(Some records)
━━━━━━

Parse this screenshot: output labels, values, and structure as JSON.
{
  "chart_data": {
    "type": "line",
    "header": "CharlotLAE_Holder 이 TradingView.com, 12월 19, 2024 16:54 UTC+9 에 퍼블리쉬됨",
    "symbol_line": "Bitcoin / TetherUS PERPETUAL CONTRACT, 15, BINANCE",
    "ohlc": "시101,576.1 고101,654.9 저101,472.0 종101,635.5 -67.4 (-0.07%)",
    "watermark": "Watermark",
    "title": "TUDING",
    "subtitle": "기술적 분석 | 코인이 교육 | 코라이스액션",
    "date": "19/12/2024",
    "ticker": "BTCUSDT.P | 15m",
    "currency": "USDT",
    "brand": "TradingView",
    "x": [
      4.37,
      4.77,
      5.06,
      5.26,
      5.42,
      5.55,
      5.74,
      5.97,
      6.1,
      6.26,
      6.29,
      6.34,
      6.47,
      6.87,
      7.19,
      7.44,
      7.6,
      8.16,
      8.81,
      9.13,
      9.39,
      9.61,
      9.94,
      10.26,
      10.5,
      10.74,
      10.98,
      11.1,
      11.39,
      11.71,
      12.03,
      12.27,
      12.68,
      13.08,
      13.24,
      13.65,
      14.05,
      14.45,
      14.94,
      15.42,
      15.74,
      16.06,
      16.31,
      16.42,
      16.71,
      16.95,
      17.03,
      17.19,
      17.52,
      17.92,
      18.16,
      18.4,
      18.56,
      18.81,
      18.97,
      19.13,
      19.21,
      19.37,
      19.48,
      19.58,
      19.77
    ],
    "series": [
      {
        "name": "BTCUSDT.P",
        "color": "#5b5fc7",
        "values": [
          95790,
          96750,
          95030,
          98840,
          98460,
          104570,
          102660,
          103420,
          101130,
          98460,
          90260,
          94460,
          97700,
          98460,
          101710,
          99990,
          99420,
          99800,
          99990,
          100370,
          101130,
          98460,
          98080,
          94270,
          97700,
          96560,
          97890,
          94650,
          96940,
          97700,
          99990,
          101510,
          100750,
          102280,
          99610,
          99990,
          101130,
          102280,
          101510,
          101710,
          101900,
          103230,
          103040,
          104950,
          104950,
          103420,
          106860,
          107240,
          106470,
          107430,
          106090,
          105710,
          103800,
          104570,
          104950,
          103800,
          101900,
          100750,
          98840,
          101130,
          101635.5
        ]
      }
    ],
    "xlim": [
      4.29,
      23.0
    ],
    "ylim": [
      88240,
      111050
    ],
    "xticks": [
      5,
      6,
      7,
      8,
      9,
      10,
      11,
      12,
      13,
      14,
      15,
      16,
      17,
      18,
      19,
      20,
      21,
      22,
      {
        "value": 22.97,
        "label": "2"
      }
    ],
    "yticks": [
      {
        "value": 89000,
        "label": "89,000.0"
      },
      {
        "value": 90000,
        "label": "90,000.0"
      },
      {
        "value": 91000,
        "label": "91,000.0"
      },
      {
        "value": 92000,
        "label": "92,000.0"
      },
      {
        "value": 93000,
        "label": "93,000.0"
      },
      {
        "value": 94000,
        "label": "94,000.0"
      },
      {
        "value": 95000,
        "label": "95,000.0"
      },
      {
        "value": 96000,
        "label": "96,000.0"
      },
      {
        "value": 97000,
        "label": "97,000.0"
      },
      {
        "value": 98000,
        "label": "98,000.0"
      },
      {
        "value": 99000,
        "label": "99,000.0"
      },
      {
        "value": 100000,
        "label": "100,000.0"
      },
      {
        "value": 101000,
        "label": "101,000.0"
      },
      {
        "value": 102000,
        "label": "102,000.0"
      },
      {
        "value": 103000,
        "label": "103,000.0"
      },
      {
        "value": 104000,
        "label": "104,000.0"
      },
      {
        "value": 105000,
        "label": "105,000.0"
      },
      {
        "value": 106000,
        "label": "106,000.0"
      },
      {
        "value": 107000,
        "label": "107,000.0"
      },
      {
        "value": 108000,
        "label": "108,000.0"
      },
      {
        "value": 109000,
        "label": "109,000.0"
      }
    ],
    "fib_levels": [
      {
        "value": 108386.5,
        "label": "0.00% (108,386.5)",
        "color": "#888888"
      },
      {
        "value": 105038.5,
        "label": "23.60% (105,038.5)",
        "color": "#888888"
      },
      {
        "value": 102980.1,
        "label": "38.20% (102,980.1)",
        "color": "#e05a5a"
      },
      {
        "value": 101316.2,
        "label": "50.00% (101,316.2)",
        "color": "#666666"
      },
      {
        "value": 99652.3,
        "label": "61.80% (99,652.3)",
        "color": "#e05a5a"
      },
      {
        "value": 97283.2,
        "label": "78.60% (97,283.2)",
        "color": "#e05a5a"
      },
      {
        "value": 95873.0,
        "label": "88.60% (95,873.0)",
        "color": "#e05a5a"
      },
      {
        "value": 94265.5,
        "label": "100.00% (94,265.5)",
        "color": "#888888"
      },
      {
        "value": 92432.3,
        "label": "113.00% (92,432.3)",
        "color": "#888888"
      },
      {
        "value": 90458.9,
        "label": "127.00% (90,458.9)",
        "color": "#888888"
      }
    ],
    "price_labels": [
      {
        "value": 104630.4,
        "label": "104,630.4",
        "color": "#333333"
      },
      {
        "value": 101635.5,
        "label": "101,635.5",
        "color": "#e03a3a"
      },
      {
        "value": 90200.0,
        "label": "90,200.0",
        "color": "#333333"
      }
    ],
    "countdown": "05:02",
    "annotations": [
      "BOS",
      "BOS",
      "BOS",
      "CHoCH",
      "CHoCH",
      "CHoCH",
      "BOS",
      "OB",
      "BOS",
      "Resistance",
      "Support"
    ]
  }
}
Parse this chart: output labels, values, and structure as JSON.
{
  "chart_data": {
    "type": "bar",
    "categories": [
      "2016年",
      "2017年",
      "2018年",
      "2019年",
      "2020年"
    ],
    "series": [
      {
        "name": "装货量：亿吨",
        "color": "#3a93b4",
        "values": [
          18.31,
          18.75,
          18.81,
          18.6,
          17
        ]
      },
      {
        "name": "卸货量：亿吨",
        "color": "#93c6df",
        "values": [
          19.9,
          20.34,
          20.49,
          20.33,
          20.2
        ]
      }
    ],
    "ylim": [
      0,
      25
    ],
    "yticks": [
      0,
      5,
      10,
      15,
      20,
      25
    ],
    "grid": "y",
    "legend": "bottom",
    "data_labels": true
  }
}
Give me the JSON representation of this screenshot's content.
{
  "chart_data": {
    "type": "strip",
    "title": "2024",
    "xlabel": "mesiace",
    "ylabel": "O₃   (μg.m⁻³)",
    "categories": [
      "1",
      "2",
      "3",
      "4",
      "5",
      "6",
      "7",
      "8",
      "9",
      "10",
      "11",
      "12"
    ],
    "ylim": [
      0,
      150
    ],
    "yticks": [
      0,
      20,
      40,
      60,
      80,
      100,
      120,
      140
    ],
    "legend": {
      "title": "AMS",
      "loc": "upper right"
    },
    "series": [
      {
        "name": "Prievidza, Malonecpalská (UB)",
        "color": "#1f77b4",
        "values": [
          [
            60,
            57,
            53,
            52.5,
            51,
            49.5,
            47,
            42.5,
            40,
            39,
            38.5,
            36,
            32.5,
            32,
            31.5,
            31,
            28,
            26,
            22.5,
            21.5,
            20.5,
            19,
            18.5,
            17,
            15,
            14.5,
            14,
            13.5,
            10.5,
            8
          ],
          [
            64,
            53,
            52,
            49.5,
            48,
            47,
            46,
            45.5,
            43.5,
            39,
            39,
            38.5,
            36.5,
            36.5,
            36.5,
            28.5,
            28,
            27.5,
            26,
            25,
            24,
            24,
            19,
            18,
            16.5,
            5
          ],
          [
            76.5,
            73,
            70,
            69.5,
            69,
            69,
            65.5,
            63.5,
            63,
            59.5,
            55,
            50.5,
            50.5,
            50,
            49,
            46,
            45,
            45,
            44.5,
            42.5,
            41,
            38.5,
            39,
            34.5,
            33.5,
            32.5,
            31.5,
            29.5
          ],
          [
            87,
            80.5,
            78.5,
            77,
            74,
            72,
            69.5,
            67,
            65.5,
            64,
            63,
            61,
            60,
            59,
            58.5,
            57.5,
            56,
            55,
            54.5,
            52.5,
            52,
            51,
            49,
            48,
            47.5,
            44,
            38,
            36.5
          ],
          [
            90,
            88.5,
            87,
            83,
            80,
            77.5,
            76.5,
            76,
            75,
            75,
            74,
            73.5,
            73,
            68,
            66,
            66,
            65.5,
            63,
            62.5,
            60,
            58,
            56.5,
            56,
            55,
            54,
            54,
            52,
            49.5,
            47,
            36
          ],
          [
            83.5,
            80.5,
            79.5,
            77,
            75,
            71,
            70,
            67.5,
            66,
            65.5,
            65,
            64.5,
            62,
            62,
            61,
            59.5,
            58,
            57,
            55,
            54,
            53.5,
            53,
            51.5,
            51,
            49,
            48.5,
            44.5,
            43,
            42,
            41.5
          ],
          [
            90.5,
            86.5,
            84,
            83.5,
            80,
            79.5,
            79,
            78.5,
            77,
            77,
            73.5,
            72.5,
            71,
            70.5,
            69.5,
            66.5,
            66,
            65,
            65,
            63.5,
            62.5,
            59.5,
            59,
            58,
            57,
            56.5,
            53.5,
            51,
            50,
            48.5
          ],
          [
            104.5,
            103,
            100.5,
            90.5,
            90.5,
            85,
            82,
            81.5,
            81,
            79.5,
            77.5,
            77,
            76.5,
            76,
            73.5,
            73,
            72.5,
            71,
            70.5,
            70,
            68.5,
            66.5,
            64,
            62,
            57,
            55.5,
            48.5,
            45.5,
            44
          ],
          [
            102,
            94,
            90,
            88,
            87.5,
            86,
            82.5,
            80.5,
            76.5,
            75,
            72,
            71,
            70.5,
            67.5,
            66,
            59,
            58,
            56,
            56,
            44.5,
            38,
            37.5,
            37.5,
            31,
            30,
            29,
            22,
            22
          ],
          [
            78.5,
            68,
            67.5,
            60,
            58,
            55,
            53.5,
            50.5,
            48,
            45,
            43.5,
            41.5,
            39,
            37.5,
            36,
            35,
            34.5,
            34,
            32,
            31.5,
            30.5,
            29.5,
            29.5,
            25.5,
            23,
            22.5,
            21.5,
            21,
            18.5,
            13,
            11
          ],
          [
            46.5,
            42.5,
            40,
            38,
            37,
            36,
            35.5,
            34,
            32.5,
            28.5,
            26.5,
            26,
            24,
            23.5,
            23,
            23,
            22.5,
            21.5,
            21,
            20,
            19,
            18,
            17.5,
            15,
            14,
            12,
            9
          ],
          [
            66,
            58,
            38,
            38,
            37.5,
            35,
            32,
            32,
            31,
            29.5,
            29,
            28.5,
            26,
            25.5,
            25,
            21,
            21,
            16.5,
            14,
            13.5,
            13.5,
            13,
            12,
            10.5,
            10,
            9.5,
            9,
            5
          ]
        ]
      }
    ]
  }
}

━━━━━━

_What to do_
Look through the entries above for the word "this". Copy every line where it shows up.

_Written solution_
Parse this screenshot: output labels, values, and structure as JSON.
Parse this chart: output labels, values, and structure as JSON.
Give me the JSON representation of this screenshot's content.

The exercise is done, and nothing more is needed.